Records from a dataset
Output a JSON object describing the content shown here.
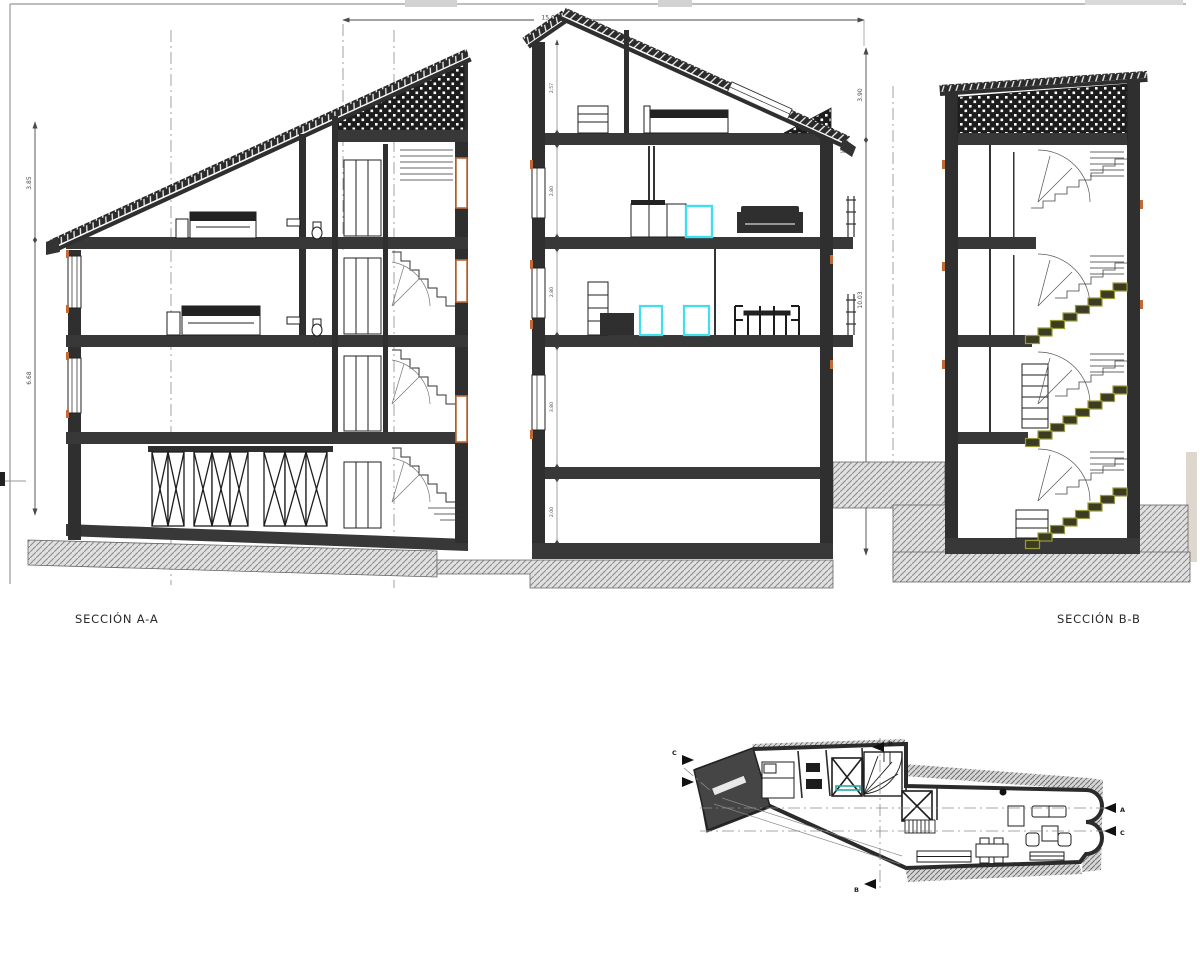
{
  "drawing": {
    "labels": {
      "section_a": "SECCIÓN A-A",
      "section_b": "SECCIÓN B-B"
    },
    "dims": {
      "top_width": "15.06",
      "left": [
        "3.85",
        "6.68"
      ],
      "right": [
        "3.90",
        "10.03"
      ],
      "chain": [
        "2.57",
        "2.80",
        "2.80",
        "3.80",
        "2.00"
      ],
      "slab": ".30",
      "base": ".40",
      "eave_note": "50"
    },
    "markers": {
      "a": "A",
      "b": "B",
      "c": "C"
    },
    "colors": {
      "ink": "#1f1f1f",
      "slab": "#383838",
      "accent_orange": "#c06a38",
      "appliance_cyan": "#3fe0ea",
      "stair_olive": "#8d8d33",
      "hatch_gray": "#8a8a8a",
      "frame_gray": "#a8a8a8",
      "plan_teal": "#2aa7a0"
    }
  }
}
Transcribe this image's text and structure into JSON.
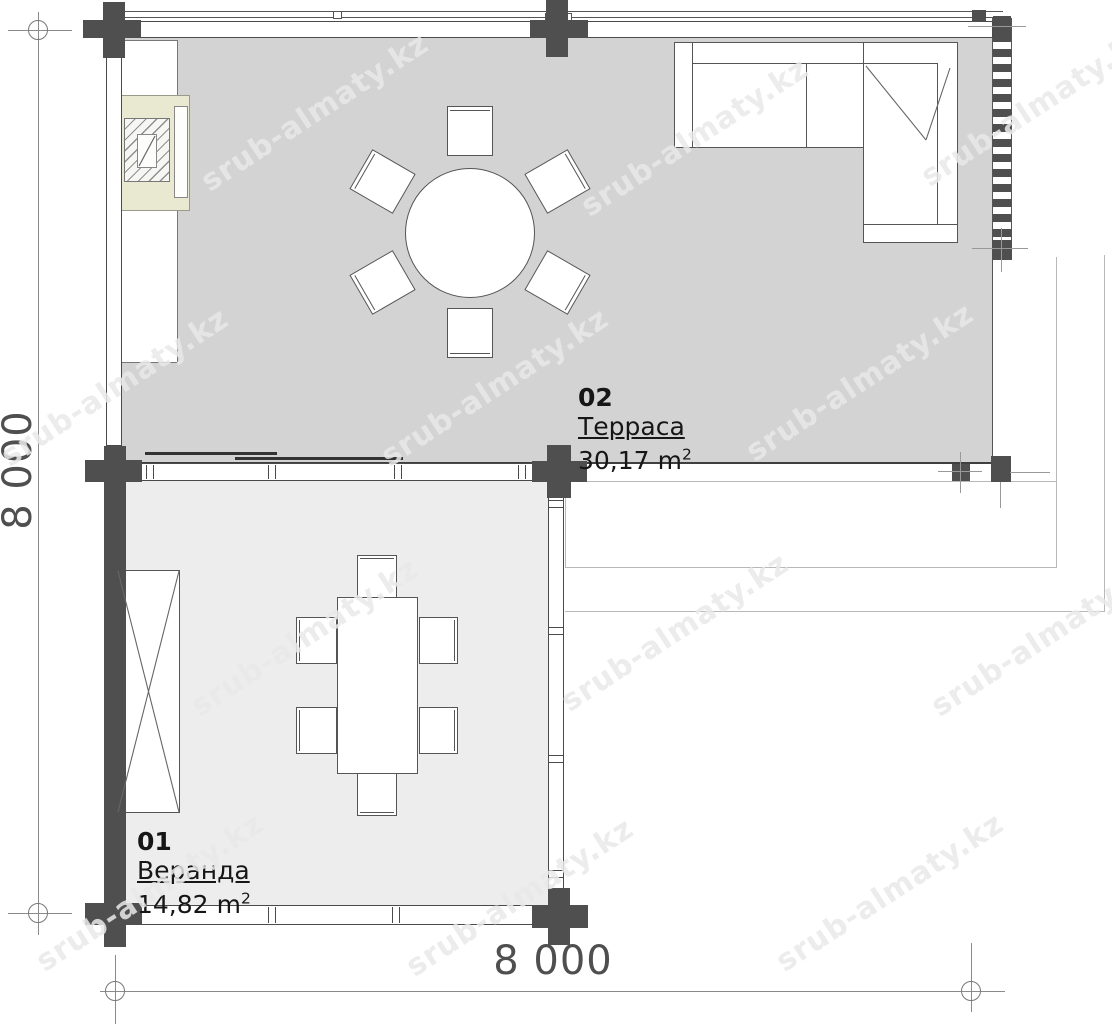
{
  "watermark": "srub-almaty.kz",
  "dimensions": {
    "left": "8 000",
    "bottom": "8 000"
  },
  "rooms": {
    "terrace": {
      "number": "02",
      "name": "Терраса",
      "area": "30,17",
      "unit": "m",
      "unit_sup": "2"
    },
    "veranda": {
      "number": "01",
      "name": "Веранда",
      "area": "14,82",
      "unit": "m",
      "unit_sup": "2"
    }
  },
  "colors": {
    "terrace_floor": "#d3d3d3",
    "veranda_floor": "#ededed",
    "post": "#4f4f4f",
    "fireplace": "#e9e8d0",
    "dimension_text": "#4f4f4f"
  }
}
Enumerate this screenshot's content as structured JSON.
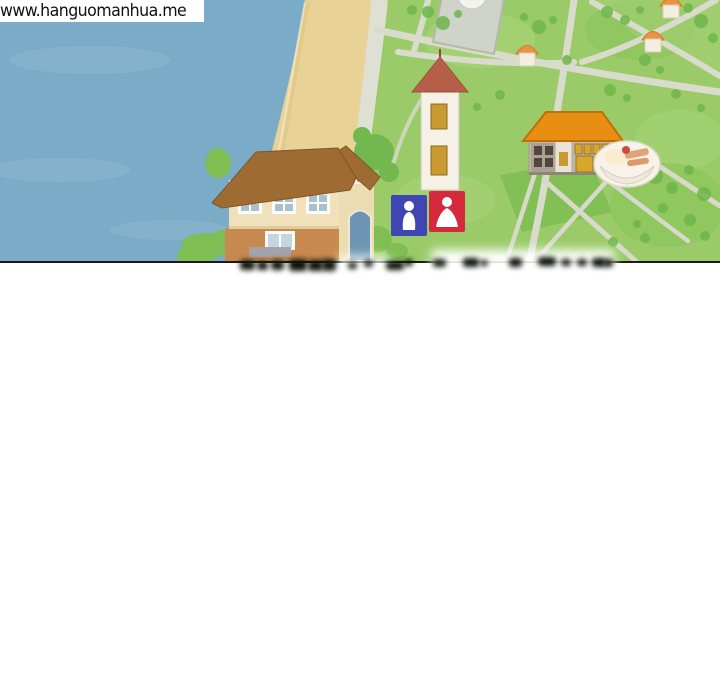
{
  "watermark": {
    "text": "www.hanguomanhua.me"
  },
  "palette": {
    "ocean": "#7AACC7",
    "sand": "#E9D295",
    "grass": "#9BCB69",
    "tree": "#6FB64B",
    "road": "#DEE0D4",
    "roadThin": "#D9DCCC",
    "plaza": "#CFD3C9",
    "houseRoof": "#9E6B33",
    "houseWall": "#F0E1BC",
    "houseBase": "#C8894E",
    "windowBlue": "#A9C1CF",
    "doorBlue": "#6E96B4",
    "towerRoof": "#B65F48",
    "towerWall": "#F5F1E7",
    "amber": "#C89A2F",
    "schoolRoof": "#E88E12",
    "schoolWall": "#BFB5A3",
    "schoolWindow": "#D9A62C",
    "mensBlue": "#3F45B2",
    "womensRed": "#D5293E",
    "smallRoof": "#EC9240",
    "smallWall": "#F3EEDF",
    "bowl": "#F7F3EA",
    "bush": "#7FBE52",
    "panelLine": "#1A1A1A"
  },
  "map": {
    "type": "illustrated-town-map-comic-panel",
    "features": [
      "ocean",
      "beach",
      "coastal-road",
      "grassland",
      "plaza-building",
      "clock-tower",
      "large-house",
      "restroom-sign-men-women",
      "school-building",
      "food-bowl-marker",
      "small-houses",
      "roads",
      "trees",
      "censored-blurred-text"
    ]
  }
}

- Written exercise
Return from the data every line that holds "content".

- Final result
Output a JSON object describing the content shown here.
Enumerate this screenshot's content as structured JSON.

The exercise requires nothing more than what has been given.